* _Directions_
Rewrite the lines below as a numbered list, leaving out any blank lines.
-------
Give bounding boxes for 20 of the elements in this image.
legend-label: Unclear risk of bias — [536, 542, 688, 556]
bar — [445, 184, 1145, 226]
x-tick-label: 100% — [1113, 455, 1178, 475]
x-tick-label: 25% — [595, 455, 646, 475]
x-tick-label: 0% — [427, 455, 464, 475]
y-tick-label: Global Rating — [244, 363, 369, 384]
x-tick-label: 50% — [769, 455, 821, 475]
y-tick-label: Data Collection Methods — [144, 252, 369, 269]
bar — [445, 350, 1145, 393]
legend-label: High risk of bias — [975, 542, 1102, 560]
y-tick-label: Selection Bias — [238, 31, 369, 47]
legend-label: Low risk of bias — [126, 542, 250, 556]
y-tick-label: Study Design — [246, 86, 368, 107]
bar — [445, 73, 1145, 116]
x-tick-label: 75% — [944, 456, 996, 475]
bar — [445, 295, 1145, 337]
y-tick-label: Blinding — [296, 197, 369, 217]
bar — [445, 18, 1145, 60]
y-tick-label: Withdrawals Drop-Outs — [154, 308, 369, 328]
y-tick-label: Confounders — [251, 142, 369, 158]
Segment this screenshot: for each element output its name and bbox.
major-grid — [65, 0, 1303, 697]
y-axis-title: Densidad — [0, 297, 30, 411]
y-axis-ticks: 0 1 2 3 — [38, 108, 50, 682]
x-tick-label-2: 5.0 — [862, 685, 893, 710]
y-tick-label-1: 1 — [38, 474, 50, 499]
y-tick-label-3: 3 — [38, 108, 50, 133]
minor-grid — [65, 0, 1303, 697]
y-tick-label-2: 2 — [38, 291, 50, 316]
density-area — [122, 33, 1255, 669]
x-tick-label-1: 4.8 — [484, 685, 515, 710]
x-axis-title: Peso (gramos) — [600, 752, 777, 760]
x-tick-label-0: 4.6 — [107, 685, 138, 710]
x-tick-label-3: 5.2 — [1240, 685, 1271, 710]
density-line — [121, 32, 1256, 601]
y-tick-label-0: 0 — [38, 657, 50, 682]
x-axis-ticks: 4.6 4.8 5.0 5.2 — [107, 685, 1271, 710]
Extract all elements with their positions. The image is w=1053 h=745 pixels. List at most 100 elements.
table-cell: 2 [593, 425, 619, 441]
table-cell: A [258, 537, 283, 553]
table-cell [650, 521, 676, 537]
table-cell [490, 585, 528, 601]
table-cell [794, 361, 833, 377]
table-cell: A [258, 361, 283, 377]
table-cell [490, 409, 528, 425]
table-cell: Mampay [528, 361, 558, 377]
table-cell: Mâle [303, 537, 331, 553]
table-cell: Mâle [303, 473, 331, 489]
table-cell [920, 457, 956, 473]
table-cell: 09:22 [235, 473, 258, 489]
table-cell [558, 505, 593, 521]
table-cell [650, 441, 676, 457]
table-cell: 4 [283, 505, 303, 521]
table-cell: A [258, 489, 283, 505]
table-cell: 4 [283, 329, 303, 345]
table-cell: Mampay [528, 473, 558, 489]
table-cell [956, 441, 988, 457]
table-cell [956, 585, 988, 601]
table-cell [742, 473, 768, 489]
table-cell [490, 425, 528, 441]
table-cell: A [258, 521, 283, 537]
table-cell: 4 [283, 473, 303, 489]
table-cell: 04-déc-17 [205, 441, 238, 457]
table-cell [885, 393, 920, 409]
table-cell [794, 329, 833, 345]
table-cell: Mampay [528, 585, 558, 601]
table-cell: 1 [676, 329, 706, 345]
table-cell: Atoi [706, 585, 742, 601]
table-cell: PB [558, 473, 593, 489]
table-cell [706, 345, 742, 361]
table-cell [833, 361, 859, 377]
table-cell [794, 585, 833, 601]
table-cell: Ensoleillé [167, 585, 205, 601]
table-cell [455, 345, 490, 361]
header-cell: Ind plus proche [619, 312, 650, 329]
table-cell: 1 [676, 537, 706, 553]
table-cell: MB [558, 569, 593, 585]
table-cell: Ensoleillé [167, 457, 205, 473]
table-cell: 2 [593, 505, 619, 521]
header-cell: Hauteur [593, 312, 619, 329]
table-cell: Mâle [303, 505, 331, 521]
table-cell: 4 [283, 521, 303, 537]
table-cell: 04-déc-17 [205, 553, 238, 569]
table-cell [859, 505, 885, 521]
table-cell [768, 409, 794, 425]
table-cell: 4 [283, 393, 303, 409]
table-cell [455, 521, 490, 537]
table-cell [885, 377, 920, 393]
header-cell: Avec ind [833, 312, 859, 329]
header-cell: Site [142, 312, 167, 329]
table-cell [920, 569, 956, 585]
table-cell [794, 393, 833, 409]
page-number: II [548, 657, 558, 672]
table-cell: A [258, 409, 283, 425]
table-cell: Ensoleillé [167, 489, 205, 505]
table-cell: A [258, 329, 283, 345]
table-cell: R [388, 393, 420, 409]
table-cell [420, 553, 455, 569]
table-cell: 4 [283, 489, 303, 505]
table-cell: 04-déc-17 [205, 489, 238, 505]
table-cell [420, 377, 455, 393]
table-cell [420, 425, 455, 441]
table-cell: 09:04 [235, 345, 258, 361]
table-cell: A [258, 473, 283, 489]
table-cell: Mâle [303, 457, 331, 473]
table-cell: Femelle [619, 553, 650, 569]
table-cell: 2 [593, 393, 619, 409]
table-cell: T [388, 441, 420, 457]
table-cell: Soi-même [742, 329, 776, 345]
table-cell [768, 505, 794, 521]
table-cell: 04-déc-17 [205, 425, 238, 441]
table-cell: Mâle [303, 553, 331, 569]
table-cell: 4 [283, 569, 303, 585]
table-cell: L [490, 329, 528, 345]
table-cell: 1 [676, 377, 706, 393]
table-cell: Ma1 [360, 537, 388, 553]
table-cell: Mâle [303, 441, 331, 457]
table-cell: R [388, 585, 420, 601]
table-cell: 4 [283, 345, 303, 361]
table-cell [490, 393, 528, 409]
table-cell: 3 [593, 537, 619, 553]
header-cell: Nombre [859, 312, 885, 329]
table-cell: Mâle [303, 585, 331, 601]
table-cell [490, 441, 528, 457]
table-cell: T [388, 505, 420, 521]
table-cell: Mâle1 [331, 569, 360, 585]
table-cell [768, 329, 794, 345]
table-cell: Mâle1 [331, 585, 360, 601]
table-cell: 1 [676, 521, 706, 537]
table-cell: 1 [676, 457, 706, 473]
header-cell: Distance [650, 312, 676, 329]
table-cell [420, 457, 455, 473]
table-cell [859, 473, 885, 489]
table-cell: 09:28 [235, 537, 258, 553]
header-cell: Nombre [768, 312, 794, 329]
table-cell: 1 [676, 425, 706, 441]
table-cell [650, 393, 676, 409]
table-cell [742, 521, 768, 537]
-------
* _Result of this task_
1. Give bounding boxes for 20 of the elements in this image.
2. legend-label: Unclear risk of bias — [536, 542, 688, 556]
3. bar — [445, 184, 1145, 226]
4. x-tick-label: 100% — [1113, 455, 1178, 475]
5. x-tick-label: 25% — [595, 455, 646, 475]
6. x-tick-label: 0% — [427, 455, 464, 475]
7. y-tick-label: Global Rating — [244, 363, 369, 384]
8. x-tick-label: 50% — [769, 455, 821, 475]
9. y-tick-label: Data Collection Methods — [144, 252, 369, 269]
10. bar — [445, 350, 1145, 393]
11. legend-label: High risk of bias — [975, 542, 1102, 560]
12. y-tick-label: Selection Bias — [238, 31, 369, 47]
13. legend-label: Low risk of bias — [126, 542, 250, 556]
14. y-tick-label: Study Design — [246, 86, 368, 107]
15. bar — [445, 73, 1145, 116]
16. x-tick-label: 75% — [944, 456, 996, 475]
17. bar — [445, 295, 1145, 337]
18. y-tick-label: Blinding — [296, 197, 369, 217]
19. bar — [445, 18, 1145, 60]
20. y-tick-label: Withdrawals Drop-Outs — [154, 308, 369, 328]
21. y-tick-label: Confounders — [251, 142, 369, 158]
22. Segment this screenshot: for each element output its name and bbox.
23. major-grid — [65, 0, 1303, 697]
24. y-axis-title: Densidad — [0, 297, 30, 411]
25. y-axis-ticks: 0 1 2 3 — [38, 108, 50, 682]
26. x-tick-label-2: 5.0 — [862, 685, 893, 710]
27. y-tick-label-1: 1 — [38, 474, 50, 499]
28. y-tick-label-3: 3 — [38, 108, 50, 133]
29. minor-grid — [65, 0, 1303, 697]
30. y-tick-label-2: 2 — [38, 291, 50, 316]
31. density-area — [122, 33, 1255, 669]
32. x-tick-label-1: 4.8 — [484, 685, 515, 710]
33. x-axis-title: Peso (gramos) — [600, 752, 777, 760]
34. x-tick-label-0: 4.6 — [107, 685, 138, 710]
35. x-tick-label-3: 5.2 — [1240, 685, 1271, 710]
36. density-line — [121, 32, 1256, 601]
37. y-tick-label-0: 0 — [38, 657, 50, 682]
38. x-axis-ticks: 4.6 4.8 5.0 5.2 — [107, 685, 1271, 710]
39. Extract all elements with their positions. The image is w=1053 h=745 pixels. List at most 100 elements.
40. table-cell: 2 [593, 425, 619, 441]
41. table-cell: A [258, 537, 283, 553]
42. table-cell [650, 521, 676, 537]
43. table-cell [490, 585, 528, 601]
44. table-cell [794, 361, 833, 377]
45. table-cell: A [258, 361, 283, 377]
46. table-cell [490, 409, 528, 425]
47. table-cell: Mampay [528, 361, 558, 377]
48. table-cell: Mâle [303, 537, 331, 553]
49. table-cell: Mâle [303, 473, 331, 489]
50. table-cell [920, 457, 956, 473]
51. table-cell: 09:22 [235, 473, 258, 489]
52. table-cell [558, 505, 593, 521]
53. table-cell [650, 441, 676, 457]
54. table-cell: 4 [283, 505, 303, 521]
55. table-cell: A [258, 489, 283, 505]
56. table-cell: 4 [283, 329, 303, 345]
57. table-cell: Mampay [528, 473, 558, 489]
58. table-cell [956, 441, 988, 457]
59. table-cell [956, 585, 988, 601]
60. table-cell [742, 473, 768, 489]
61. table-cell [490, 425, 528, 441]
62. table-cell: A [258, 521, 283, 537]
63. table-cell: 4 [283, 473, 303, 489]
64. table-cell: 04-déc-17 [205, 441, 238, 457]
65. table-cell [885, 393, 920, 409]
66. table-cell [794, 329, 833, 345]
67. table-cell: Mampay [528, 585, 558, 601]
68. table-cell: 1 [676, 329, 706, 345]
69. table-cell: Atoi [706, 585, 742, 601]
70. table-cell: PB [558, 473, 593, 489]
71. table-cell [706, 345, 742, 361]
72. table-cell [833, 361, 859, 377]
73. table-cell [794, 585, 833, 601]
74. table-cell: Ensoleillé [167, 585, 205, 601]
75. table-cell [455, 345, 490, 361]
76. header-cell: Ind plus proche [619, 312, 650, 329]
77. table-cell: 1 [676, 537, 706, 553]
78. table-cell: MB [558, 569, 593, 585]
79. table-cell: Ensoleillé [167, 457, 205, 473]
80. table-cell: 2 [593, 505, 619, 521]
81. header-cell: Hauteur [593, 312, 619, 329]
82. table-cell: Mâle [303, 505, 331, 521]
83. table-cell: 4 [283, 521, 303, 537]
84. table-cell: 04-déc-17 [205, 553, 238, 569]
85. table-cell [859, 505, 885, 521]
86. table-cell [768, 409, 794, 425]
87. table-cell: 4 [283, 393, 303, 409]
88. table-cell [455, 521, 490, 537]
89. table-cell [885, 377, 920, 393]
90. header-cell: Avec ind [833, 312, 859, 329]
91. header-cell: Site [142, 312, 167, 329]
92. table-cell [920, 569, 956, 585]
93. table-cell [794, 393, 833, 409]
94. page-number: II [548, 657, 558, 672]
95. table-cell: A [258, 409, 283, 425]
96. table-cell: Ensoleillé [167, 489, 205, 505]
97. table-cell: A [258, 329, 283, 345]
98. table-cell: R [388, 393, 420, 409]
99. table-cell [420, 553, 455, 569]
100. table-cell: 4 [283, 489, 303, 505]
101. table-cell: 04-déc-17 [205, 489, 238, 505]
102. table-cell [420, 377, 455, 393]
103. table-cell [420, 425, 455, 441]
104. table-cell: 09:04 [235, 345, 258, 361]
105. table-cell: A [258, 473, 283, 489]
106. table-cell: Mâle [303, 457, 331, 473]
107. table-cell: Femelle [619, 553, 650, 569]
108. table-cell: 2 [593, 393, 619, 409]
109. table-cell: T [388, 441, 420, 457]
110. table-cell: Soi-même [742, 329, 776, 345]
111. table-cell [768, 505, 794, 521]
112. table-cell: 04-déc-17 [205, 425, 238, 441]
113. table-cell: Mâle [303, 553, 331, 569]
114. table-cell: 4 [283, 569, 303, 585]
115. table-cell: L [490, 329, 528, 345]
116. table-cell: 1 [676, 377, 706, 393]
117. table-cell: Ma1 [360, 537, 388, 553]
118. table-cell: Mâle [303, 441, 331, 457]
119. table-cell: R [388, 585, 420, 601]
120. table-cell: 4 [283, 345, 303, 361]
121. table-cell [490, 393, 528, 409]
122. table-cell: 3 [593, 537, 619, 553]
123. header-cell: Nombre [859, 312, 885, 329]
124. table-cell: Mâle [303, 585, 331, 601]
125. table-cell [490, 441, 528, 457]
126. table-cell: T [388, 505, 420, 521]
127. table-cell: Mâle1 [331, 569, 360, 585]
128. table-cell [768, 329, 794, 345]
129. table-cell: Mâle1 [331, 585, 360, 601]
130. table-cell: 1 [676, 521, 706, 537]
131. table-cell: 1 [676, 457, 706, 473]
132. header-cell: Distance [650, 312, 676, 329]
133. table-cell [420, 457, 455, 473]
134. table-cell [859, 473, 885, 489]
135. table-cell: 09:28 [235, 537, 258, 553]
136. header-cell: Nombre [768, 312, 794, 329]
137. table-cell: 1 [676, 425, 706, 441]
138. table-cell [650, 393, 676, 409]
139. table-cell [742, 521, 768, 537]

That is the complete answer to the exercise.